++++ 提示された文章

もし予算が足りないとしたら、もう少し小さい規模のサイトにする事を提案したり、サイトの規模はそのままにすると予算がどのくらいになるか見積もったり、という事も必要になります。
また、もしフリーランスで一人で仕事を回しており手一杯の場合は、予算と期間を元に外注を検討してみるのも手でしょう。
サイトコンテンツの設計
色々と計画が決まり、各工程の時間配分も決まったとします。
そうしたら、いよいよサイトコンテンツの設計に入ります。
ここら辺は計画時に同時にやる事もあると思いますし、別で「サイトマップ」という物を作成して色々やる所もあります。
サイトマップというのは、そのサイトに何のページがあり、どのページと繋がっているのかというのを分かりやすくした物です。 専用のソフトを使う場合もありますし、Excelやパワポ等のソフトで簡単に済ましてしまう事もあります。

++++++++

:: 取り組む課題 ::
[1] サイト制作の進め方を述べた提示文について、次の問いに答えてください。
(a) 一人で仕事を回していて手一杯のフリーランスは、何を元に外注を検討するとよいとされていますか。
(b) 「サイトマップ」は何を分かりやすくした物だと説明されていますか。
(c) サイトマップを作るときに使うソフトとして、専用のソフトのほかに何が挙げられていますか。
[2] サイト制作の進め方を述べた提示文の続きを、最後の文の後から同じ文体で書いてください。

++++ データセットの内容

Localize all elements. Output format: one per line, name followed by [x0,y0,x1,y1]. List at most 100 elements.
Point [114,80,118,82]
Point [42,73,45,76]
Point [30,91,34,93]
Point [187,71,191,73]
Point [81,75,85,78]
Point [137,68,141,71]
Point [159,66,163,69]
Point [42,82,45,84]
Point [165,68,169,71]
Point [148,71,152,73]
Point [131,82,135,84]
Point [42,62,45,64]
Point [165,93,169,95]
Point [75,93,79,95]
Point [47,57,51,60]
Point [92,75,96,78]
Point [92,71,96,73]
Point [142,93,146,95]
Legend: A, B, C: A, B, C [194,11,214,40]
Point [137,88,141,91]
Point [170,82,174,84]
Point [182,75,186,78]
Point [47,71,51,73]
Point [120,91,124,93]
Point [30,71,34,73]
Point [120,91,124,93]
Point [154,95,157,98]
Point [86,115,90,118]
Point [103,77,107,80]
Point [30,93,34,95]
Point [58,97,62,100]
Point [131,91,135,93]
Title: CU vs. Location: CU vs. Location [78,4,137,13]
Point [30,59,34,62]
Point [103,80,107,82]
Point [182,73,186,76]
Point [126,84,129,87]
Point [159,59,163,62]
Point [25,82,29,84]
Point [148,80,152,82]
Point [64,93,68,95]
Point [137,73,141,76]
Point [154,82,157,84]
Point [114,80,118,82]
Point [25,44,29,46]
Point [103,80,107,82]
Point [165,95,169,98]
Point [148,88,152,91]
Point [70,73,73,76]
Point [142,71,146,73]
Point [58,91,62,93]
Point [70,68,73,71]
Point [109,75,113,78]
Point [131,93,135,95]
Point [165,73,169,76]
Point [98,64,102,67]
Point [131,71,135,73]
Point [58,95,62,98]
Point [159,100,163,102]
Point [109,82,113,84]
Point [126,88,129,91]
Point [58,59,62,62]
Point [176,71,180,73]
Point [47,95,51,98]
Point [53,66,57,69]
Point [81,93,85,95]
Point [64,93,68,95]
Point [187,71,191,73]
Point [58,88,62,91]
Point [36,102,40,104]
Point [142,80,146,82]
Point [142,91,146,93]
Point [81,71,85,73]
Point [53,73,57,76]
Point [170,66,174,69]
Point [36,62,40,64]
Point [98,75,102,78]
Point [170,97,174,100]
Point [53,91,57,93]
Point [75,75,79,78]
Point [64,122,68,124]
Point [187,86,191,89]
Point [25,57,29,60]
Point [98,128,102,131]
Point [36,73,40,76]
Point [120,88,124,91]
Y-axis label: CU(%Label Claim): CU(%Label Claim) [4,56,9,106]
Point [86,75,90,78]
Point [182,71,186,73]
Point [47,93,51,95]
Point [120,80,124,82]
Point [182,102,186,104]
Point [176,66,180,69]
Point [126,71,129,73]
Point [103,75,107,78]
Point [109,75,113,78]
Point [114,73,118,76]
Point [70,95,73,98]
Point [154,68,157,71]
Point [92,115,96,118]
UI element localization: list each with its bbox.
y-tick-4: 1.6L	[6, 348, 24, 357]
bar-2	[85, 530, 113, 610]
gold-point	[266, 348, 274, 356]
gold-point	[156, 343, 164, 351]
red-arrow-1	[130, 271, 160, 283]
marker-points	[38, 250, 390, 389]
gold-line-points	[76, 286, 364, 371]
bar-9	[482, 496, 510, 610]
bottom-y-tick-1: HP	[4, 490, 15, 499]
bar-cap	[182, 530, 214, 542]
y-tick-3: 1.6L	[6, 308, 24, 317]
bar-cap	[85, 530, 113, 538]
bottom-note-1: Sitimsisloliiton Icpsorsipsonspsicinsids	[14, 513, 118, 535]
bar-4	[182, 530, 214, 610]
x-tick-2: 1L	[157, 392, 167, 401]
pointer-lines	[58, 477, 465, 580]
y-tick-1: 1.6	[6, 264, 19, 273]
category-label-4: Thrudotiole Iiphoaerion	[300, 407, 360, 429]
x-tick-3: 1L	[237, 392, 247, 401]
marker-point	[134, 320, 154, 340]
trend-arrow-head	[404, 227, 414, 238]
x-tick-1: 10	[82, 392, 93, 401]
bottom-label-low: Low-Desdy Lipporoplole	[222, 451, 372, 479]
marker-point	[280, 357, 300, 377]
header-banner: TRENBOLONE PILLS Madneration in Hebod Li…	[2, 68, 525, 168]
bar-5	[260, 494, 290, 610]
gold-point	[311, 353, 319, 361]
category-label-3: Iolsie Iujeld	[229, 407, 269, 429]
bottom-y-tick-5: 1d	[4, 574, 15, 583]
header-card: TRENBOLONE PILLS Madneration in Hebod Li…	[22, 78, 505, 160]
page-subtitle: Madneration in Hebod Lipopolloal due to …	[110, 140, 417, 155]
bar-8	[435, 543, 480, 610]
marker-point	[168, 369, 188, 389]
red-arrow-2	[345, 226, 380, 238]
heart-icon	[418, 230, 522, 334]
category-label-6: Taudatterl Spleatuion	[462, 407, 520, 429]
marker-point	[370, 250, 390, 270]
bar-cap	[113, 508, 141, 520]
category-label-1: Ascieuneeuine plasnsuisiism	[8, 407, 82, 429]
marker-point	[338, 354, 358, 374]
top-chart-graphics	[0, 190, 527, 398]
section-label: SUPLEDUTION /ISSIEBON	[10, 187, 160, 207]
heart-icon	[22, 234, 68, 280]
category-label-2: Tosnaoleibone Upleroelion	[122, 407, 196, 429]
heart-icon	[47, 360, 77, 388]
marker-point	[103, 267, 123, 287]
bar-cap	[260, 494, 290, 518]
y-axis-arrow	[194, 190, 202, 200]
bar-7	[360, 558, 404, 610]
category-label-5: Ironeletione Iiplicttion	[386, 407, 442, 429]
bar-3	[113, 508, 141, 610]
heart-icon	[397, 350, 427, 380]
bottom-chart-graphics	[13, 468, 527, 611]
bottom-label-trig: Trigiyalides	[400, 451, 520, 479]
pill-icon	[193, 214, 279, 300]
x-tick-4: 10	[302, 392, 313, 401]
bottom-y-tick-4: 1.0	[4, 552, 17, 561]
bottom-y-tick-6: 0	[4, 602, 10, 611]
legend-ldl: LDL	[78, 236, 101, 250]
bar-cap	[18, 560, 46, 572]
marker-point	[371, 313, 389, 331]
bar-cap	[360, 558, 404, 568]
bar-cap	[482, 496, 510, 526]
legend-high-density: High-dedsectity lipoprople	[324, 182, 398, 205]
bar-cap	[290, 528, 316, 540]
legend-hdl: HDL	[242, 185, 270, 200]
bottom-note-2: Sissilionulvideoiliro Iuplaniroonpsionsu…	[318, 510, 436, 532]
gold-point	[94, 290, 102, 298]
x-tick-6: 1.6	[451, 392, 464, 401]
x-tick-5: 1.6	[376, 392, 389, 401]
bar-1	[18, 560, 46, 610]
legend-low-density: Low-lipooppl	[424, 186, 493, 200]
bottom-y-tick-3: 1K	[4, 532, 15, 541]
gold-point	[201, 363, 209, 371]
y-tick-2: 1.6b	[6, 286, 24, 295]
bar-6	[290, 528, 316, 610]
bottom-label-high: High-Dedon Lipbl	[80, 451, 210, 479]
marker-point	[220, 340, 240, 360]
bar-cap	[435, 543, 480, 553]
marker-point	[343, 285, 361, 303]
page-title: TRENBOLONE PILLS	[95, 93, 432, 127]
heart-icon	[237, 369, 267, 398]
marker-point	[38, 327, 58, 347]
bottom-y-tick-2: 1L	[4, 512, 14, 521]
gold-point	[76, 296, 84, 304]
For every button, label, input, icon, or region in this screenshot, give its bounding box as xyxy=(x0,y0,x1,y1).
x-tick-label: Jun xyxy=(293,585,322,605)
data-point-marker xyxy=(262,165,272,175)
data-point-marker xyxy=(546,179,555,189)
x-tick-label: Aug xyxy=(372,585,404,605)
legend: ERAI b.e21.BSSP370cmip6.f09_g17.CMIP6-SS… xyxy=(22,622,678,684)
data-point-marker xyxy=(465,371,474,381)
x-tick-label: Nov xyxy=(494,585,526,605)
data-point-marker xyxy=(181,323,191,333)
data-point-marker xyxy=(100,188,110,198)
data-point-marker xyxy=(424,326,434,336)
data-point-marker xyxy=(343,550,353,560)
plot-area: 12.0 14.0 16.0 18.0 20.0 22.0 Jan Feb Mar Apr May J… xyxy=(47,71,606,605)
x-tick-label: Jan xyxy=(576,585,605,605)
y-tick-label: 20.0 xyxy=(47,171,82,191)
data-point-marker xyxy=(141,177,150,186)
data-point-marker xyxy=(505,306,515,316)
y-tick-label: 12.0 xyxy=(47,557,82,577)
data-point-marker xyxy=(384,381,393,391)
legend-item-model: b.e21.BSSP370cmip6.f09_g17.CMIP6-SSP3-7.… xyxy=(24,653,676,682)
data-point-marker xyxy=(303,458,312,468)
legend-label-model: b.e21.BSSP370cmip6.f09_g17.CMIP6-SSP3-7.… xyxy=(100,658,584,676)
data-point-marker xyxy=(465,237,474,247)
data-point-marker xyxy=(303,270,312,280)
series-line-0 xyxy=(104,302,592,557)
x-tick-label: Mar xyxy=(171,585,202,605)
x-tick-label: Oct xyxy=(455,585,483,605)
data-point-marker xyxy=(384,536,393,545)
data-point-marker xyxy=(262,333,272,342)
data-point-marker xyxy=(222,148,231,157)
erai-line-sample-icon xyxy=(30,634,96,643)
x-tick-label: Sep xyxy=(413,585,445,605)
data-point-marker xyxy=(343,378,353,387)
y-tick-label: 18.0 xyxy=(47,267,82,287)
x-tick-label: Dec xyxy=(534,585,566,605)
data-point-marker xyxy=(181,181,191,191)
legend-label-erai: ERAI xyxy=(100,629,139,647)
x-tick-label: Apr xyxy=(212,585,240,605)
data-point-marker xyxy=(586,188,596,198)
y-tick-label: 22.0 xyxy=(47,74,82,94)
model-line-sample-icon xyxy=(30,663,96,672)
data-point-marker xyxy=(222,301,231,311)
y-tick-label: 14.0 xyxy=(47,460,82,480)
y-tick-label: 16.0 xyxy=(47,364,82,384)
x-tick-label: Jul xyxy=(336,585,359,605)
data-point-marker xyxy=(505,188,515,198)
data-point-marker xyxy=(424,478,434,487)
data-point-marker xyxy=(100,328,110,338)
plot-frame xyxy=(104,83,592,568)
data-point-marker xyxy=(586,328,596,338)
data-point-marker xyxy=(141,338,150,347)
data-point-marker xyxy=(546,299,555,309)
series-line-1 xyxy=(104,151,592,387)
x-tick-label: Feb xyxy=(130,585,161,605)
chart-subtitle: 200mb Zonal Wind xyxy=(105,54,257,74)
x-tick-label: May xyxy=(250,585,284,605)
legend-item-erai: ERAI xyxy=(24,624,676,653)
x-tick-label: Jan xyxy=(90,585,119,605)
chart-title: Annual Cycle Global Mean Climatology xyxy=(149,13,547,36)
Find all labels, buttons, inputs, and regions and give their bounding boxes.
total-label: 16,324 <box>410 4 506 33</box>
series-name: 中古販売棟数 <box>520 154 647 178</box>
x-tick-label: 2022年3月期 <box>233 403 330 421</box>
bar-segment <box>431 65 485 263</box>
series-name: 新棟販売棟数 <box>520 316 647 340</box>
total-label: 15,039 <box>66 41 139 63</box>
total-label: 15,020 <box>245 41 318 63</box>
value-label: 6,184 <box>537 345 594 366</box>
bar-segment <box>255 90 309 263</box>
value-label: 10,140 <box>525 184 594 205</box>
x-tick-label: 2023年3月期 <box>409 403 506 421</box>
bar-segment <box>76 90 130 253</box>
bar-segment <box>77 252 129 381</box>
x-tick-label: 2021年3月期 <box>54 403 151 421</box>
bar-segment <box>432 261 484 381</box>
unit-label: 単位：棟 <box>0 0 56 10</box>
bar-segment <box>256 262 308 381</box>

++++++++

:: この課題の解答 ::
[1]
(a) 予算と期間です。
(b) そのサイトに何のページがあり、どのページと繋がっているのかを分かりやすくした物です。
(c) Excelやパワポ等のソフトです。

[2]
Webデザイン案の作成
計画が終了し、Webサイトのどのようなコンテンツを配置するのかも決まりました。
そうしたら、次は「Webサイトのデザイン案」という物を作成していきます。
デザイン案というのは、そのWebサイトがどのような見た目になるのか、というのを伝える物です。 Webデザインを作成する専用のソフトがあるので、その使い方動画等を見るとどの様な物なのかイメージしやすいと思います。 具体的には、Adobe XD や Figma 等のソフトです。 XDは有料になってしまったので、無料のFigmaを使ってみると良いと思います。
デザイン案に関しては、2個や3個ほど作成する事が多いと思います。
もちろん1個だけの場合もあると思います。まちまちですね。
Webデザイン通りにコーディング
Webサイトのデザインが決まりました。
そうしたら、次はデザイン通りにWebサイトをコーディングしていきます。
具体的なプログラミング言語は「HTML, CSS, JavaScript」ですね。この中にはありませんが「PHP」という言語の知識もあると良いと思います。
これらの言語を使用し、クリックをしたら実際に開けるサイト(HTMLファイル)をデザイン通りに作成します。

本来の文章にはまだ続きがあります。